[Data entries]

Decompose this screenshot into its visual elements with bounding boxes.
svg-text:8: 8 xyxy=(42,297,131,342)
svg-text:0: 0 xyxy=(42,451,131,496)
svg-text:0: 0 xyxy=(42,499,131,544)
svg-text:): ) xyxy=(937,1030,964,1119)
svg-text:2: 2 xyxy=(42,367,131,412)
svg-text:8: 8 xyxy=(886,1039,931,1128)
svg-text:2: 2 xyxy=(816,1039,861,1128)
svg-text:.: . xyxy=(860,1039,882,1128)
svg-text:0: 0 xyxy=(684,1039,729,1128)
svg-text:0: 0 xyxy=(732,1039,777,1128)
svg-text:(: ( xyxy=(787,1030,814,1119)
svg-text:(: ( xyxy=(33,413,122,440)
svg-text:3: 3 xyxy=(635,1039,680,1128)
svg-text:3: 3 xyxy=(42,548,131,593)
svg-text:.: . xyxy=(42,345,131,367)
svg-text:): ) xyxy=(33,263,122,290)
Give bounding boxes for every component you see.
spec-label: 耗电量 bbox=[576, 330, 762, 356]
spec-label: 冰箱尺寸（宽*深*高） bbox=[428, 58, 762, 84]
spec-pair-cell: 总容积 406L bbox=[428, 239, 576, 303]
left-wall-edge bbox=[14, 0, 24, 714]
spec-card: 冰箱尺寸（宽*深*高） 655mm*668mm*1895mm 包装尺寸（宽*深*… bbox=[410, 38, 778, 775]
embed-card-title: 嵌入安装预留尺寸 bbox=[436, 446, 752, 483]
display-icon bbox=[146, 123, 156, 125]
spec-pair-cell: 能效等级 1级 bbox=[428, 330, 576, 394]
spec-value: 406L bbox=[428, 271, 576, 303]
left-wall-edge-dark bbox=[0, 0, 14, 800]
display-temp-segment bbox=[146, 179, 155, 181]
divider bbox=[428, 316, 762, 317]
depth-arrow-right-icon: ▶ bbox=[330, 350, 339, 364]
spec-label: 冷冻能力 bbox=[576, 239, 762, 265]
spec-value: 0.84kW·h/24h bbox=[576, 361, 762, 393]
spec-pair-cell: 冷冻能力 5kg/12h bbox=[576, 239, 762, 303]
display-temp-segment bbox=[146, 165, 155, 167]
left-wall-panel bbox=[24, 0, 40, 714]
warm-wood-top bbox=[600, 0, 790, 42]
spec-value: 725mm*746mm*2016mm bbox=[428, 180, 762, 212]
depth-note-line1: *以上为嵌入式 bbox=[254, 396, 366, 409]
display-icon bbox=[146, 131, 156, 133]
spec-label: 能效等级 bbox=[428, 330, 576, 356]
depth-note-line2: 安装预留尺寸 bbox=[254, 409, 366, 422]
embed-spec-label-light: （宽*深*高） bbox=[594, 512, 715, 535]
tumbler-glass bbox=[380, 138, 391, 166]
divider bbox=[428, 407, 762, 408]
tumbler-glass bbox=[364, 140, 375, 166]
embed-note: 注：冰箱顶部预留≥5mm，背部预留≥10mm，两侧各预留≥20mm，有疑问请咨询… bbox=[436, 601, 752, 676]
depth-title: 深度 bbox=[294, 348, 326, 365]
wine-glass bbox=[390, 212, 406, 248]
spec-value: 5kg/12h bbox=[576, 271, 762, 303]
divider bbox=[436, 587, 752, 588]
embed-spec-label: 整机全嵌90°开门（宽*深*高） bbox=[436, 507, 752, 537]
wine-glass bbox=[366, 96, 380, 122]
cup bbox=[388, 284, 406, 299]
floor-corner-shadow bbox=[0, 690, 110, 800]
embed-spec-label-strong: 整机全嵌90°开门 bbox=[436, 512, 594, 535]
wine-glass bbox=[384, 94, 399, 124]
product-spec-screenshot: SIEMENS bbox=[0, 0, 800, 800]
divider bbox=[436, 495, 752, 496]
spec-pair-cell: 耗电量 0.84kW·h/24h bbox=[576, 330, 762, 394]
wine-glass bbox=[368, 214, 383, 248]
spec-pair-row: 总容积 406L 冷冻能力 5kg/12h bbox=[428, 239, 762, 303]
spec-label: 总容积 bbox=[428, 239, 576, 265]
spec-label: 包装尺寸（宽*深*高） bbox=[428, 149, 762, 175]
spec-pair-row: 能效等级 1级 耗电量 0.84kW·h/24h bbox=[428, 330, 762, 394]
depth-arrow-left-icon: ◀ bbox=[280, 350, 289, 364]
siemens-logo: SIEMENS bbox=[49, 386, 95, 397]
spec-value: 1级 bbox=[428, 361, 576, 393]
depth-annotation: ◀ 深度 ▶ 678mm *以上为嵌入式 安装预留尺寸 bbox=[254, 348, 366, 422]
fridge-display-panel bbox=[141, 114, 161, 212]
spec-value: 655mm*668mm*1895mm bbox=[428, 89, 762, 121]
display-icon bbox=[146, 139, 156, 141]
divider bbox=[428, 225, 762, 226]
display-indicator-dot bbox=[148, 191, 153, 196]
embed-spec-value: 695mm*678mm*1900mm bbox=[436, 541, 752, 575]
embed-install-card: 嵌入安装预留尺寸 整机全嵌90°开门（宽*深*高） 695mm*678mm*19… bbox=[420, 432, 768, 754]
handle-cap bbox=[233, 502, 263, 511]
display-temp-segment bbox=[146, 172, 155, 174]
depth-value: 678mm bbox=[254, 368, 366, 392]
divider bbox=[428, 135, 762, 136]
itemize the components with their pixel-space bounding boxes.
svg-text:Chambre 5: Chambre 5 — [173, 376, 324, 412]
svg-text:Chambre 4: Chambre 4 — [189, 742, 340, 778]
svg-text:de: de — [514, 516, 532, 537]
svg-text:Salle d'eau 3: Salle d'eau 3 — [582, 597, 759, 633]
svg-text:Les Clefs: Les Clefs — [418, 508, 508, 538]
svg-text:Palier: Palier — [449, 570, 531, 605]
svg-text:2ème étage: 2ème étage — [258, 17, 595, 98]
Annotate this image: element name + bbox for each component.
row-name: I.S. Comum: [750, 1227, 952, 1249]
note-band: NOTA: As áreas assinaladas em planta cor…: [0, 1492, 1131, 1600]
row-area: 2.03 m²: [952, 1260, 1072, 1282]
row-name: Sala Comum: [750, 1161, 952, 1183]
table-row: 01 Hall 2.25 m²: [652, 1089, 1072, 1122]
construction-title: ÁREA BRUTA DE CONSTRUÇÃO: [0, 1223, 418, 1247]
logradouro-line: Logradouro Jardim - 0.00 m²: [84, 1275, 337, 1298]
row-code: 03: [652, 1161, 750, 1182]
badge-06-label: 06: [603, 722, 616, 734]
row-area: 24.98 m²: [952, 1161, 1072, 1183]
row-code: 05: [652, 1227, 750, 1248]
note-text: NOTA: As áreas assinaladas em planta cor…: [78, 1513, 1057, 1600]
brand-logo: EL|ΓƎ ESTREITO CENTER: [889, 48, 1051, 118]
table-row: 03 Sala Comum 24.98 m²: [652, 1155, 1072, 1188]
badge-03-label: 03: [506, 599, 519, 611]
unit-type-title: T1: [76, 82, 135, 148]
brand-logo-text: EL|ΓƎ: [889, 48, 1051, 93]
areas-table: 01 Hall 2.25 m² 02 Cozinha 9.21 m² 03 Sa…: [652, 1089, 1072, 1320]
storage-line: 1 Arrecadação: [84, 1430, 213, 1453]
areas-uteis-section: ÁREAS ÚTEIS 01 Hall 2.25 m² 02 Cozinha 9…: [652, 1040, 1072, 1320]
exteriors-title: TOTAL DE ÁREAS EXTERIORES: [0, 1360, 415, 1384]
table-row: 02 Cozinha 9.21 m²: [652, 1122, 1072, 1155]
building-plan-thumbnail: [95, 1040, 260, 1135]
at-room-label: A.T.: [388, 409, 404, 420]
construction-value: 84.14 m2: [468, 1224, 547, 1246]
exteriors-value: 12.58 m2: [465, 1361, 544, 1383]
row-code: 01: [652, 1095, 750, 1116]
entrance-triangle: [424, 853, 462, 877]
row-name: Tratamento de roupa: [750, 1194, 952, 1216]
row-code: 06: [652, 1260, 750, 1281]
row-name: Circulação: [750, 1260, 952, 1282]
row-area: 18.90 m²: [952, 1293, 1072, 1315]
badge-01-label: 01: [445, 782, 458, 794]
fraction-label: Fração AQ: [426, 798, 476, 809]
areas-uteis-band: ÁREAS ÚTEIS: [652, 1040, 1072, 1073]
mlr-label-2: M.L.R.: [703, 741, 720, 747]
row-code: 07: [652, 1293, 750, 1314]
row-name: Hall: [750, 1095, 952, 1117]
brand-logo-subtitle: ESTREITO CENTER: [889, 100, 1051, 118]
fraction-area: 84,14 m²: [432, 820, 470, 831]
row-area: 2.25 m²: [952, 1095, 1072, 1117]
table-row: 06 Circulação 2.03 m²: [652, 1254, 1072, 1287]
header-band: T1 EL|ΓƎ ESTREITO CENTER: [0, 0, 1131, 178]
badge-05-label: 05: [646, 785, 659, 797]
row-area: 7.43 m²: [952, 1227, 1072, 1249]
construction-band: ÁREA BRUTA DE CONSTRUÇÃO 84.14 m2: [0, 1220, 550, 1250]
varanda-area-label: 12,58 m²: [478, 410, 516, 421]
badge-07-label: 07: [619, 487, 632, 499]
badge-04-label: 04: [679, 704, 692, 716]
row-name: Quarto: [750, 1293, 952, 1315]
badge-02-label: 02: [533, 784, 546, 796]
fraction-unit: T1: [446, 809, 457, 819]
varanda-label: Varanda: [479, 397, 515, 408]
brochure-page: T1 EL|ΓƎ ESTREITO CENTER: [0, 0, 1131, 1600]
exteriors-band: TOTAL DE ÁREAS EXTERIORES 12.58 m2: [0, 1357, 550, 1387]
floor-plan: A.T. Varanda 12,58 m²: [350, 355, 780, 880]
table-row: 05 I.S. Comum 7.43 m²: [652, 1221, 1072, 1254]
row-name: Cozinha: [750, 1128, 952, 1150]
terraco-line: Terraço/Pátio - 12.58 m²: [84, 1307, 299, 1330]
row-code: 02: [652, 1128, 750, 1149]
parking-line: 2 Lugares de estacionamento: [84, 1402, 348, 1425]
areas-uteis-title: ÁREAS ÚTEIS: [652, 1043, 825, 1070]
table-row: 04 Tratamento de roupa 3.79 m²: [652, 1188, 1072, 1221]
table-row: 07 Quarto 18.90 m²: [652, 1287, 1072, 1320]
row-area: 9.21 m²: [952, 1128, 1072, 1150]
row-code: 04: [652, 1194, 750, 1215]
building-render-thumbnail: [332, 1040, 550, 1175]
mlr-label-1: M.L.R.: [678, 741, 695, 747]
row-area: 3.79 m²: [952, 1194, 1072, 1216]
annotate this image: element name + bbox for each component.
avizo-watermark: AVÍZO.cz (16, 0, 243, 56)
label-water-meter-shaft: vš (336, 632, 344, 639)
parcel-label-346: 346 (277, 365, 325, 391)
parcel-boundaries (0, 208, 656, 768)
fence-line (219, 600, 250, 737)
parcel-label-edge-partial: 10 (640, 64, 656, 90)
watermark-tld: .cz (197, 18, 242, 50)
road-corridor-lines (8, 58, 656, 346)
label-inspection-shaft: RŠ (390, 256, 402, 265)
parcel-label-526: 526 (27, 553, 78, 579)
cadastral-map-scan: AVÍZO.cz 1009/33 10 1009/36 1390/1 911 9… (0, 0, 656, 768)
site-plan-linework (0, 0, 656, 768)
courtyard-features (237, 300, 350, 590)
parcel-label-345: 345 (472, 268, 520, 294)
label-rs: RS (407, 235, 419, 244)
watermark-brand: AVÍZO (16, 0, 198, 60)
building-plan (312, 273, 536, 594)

• [INSTRUCTIONS FOR THE TASK]: Write out the lines from the first one up to and including the line with "svg-text:2: 2 xyxy=(816,1039,861,1128)", reproducing each without any change.

• [THE SOLUTION]:
Decompose this screenshot into its visual elements with bounding boxes.
svg-text:8: 8 xyxy=(42,297,131,342)
svg-text:0: 0 xyxy=(42,451,131,496)
svg-text:0: 0 xyxy=(42,499,131,544)
svg-text:): ) xyxy=(937,1030,964,1119)
svg-text:2: 2 xyxy=(42,367,131,412)
svg-text:8: 8 xyxy=(886,1039,931,1128)
svg-text:2: 2 xyxy=(816,1039,861,1128)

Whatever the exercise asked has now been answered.